» Stated exercise
Below are some records. Copy every line in them that holds "Coinbase".

» Data extract
============================================================

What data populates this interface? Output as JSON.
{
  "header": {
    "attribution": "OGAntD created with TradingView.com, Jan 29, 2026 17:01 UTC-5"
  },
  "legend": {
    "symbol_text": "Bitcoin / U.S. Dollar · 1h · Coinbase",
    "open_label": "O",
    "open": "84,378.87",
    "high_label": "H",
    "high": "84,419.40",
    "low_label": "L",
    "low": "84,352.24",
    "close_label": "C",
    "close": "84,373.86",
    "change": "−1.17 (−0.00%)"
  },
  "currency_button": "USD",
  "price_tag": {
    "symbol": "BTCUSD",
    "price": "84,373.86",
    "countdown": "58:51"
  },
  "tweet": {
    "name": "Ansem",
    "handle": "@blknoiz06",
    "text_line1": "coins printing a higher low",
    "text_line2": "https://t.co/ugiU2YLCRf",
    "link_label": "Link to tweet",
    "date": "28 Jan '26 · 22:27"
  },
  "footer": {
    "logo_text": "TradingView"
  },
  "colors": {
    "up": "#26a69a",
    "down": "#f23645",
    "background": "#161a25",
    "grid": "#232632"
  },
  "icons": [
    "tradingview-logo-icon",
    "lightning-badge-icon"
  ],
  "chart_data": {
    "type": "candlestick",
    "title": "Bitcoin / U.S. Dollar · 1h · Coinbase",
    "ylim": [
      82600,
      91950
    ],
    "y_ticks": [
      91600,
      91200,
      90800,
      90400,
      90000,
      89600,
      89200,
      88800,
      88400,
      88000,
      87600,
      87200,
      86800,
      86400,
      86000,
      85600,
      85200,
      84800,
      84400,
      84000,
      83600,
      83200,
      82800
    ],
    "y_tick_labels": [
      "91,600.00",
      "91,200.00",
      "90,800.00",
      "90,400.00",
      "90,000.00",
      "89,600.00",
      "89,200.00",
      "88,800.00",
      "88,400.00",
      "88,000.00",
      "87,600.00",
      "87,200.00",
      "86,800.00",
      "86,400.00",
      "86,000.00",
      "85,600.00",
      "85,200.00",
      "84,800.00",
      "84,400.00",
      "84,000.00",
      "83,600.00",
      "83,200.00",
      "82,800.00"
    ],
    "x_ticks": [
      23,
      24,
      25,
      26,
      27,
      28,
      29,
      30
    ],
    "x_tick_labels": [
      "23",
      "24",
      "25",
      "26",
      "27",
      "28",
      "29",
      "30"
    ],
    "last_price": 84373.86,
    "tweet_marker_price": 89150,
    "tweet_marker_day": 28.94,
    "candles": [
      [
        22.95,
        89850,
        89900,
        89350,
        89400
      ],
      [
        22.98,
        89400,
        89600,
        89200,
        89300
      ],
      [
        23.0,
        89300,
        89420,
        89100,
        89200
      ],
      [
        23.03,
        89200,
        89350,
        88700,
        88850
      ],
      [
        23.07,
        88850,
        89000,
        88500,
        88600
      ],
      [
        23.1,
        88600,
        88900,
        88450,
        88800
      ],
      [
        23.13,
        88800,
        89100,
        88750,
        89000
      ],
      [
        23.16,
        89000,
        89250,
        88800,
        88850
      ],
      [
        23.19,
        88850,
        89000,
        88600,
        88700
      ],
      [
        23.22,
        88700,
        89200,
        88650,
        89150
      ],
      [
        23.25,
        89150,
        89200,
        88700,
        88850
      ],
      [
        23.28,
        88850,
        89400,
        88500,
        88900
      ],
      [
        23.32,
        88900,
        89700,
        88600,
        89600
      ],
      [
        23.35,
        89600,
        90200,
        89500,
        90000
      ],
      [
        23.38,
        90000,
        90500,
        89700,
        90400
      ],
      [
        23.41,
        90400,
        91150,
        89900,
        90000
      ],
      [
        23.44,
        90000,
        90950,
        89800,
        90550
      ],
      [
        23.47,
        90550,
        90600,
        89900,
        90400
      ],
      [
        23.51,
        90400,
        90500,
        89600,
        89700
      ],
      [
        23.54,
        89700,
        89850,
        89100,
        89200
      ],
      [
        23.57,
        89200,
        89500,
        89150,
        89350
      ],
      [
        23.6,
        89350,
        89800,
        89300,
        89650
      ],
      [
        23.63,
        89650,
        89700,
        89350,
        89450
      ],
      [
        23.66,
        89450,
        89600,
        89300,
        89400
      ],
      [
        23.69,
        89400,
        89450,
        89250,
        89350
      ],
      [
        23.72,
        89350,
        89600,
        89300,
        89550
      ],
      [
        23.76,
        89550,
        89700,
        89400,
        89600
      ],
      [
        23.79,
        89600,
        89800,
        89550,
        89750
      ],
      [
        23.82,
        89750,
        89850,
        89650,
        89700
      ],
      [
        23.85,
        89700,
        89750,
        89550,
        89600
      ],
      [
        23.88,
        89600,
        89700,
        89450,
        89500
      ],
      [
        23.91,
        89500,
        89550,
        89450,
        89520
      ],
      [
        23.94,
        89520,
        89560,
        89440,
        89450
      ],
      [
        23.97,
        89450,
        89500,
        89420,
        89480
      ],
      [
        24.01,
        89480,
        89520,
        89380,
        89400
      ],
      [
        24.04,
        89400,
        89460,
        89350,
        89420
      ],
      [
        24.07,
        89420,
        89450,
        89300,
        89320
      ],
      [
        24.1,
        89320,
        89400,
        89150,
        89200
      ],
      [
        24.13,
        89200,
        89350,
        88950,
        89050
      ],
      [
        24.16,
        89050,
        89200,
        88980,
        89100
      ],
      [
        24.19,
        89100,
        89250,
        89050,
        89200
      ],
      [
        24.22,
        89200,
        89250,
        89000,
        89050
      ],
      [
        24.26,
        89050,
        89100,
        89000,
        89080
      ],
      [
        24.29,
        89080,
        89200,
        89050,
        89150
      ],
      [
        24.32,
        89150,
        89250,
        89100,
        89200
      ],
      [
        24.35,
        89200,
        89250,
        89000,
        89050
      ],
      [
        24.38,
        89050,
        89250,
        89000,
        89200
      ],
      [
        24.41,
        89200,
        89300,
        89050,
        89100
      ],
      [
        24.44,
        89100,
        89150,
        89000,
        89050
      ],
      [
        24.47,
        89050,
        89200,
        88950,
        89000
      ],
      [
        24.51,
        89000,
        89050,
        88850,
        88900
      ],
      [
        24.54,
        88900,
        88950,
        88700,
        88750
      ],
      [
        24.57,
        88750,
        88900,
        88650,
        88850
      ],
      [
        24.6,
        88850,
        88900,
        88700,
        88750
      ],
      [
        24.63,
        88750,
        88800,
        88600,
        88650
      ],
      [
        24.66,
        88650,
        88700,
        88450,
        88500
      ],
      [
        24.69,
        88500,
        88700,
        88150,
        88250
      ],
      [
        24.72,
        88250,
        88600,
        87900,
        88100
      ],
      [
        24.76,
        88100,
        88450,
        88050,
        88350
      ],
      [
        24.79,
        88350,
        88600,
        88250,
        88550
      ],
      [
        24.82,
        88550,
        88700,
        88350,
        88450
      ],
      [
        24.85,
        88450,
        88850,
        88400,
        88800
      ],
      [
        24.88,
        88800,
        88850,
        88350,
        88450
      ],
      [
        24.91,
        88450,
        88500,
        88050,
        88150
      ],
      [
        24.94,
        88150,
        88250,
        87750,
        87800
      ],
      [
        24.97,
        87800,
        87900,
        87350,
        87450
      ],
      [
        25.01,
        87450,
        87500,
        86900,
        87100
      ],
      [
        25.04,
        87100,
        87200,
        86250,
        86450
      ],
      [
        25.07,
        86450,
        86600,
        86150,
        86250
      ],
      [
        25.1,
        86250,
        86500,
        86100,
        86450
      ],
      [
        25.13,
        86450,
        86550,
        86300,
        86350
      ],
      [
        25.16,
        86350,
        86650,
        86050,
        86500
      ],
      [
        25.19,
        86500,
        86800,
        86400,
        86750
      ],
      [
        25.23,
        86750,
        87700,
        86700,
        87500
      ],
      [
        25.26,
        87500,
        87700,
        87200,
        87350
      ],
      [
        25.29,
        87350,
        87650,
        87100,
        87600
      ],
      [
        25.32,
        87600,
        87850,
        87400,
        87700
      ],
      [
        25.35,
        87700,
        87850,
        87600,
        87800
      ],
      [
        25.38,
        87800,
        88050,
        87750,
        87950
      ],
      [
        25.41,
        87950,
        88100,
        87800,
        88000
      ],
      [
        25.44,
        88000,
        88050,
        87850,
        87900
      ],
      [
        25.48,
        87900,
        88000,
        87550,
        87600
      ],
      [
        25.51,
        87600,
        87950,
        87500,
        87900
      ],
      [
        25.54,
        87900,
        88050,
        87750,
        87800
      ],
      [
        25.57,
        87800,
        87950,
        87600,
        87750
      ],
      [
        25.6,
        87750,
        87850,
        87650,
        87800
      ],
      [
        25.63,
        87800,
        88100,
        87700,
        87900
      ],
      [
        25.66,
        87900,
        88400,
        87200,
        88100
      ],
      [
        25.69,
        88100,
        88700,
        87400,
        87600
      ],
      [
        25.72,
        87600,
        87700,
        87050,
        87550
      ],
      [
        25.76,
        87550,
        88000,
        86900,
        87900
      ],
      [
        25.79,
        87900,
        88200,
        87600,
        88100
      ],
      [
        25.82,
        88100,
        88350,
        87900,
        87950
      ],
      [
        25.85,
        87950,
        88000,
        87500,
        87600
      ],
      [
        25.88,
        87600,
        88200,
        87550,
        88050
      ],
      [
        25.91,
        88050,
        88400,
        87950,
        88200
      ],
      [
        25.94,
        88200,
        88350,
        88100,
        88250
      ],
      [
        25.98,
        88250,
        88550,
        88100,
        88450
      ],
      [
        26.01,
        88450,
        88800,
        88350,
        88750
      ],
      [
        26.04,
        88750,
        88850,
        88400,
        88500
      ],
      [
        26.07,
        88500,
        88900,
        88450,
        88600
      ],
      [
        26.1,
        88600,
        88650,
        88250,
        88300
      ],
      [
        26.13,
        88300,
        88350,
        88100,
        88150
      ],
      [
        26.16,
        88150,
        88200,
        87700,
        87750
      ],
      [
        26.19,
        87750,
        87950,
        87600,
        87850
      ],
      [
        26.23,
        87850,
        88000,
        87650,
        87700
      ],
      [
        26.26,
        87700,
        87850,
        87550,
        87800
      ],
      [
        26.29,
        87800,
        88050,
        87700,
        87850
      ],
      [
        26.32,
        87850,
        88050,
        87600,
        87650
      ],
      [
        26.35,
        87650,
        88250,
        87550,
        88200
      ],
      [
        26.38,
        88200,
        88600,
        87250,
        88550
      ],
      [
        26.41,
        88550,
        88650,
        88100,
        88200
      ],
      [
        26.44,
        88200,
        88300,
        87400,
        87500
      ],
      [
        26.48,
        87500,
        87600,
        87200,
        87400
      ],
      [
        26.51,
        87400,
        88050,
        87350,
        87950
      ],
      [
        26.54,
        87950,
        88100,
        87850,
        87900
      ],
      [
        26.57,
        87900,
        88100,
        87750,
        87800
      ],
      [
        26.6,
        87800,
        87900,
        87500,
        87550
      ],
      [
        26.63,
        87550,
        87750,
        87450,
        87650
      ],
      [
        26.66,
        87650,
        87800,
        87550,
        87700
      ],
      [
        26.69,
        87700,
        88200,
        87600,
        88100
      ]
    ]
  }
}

============================================================

» Response to this task
    "symbol_text": "Bitcoin / U.S. Dollar · 1h · Coinbase",
    "title": "Bitcoin / U.S. Dollar · 1h · Coinbase",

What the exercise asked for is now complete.